Records shown:
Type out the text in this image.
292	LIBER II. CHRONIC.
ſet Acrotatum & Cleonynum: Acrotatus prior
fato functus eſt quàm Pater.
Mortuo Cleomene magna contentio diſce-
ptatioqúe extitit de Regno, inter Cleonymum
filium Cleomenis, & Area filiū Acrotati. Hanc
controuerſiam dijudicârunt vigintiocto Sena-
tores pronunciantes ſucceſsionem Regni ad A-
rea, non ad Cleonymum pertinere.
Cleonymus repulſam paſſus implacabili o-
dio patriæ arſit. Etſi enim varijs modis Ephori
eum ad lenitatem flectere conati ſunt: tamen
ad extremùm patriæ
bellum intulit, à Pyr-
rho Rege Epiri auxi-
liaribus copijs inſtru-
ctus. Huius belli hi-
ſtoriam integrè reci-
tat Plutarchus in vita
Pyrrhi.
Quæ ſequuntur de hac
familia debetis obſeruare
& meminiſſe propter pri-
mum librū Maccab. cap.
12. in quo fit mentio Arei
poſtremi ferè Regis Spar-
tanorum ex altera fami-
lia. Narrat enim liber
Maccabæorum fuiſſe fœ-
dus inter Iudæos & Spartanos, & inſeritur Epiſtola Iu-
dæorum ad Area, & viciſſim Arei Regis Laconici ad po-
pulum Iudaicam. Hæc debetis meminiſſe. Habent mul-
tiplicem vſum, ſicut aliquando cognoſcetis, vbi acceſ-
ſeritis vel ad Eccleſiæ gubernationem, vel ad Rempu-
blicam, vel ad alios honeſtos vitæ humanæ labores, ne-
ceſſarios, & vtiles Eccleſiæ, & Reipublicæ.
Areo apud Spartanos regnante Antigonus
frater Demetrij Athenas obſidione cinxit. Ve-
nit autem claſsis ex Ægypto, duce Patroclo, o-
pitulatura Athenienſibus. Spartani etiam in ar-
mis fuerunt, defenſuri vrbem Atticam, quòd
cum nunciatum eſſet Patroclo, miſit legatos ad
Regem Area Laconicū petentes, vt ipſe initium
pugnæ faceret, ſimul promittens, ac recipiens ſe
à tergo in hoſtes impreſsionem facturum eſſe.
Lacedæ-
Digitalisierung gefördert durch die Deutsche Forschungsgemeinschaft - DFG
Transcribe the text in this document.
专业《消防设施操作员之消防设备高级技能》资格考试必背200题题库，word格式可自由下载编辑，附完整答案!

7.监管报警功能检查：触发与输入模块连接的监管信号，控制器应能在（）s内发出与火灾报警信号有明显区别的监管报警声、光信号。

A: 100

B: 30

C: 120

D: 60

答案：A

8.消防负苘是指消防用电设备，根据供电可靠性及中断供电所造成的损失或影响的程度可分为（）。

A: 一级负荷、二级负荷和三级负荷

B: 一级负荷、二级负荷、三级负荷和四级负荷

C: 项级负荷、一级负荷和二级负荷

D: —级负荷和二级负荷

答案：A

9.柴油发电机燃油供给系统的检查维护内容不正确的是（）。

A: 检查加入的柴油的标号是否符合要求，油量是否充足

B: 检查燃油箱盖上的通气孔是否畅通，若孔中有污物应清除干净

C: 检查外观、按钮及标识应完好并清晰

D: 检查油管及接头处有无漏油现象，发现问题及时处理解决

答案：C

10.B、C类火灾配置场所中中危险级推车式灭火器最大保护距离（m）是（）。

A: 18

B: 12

Task: Check each line of the records for the word "enim", and show the lines that contain it.

Complete answer:
dio patriæ arſit. Etſi enim varijs modis Ephori
lia. Narrat enim liber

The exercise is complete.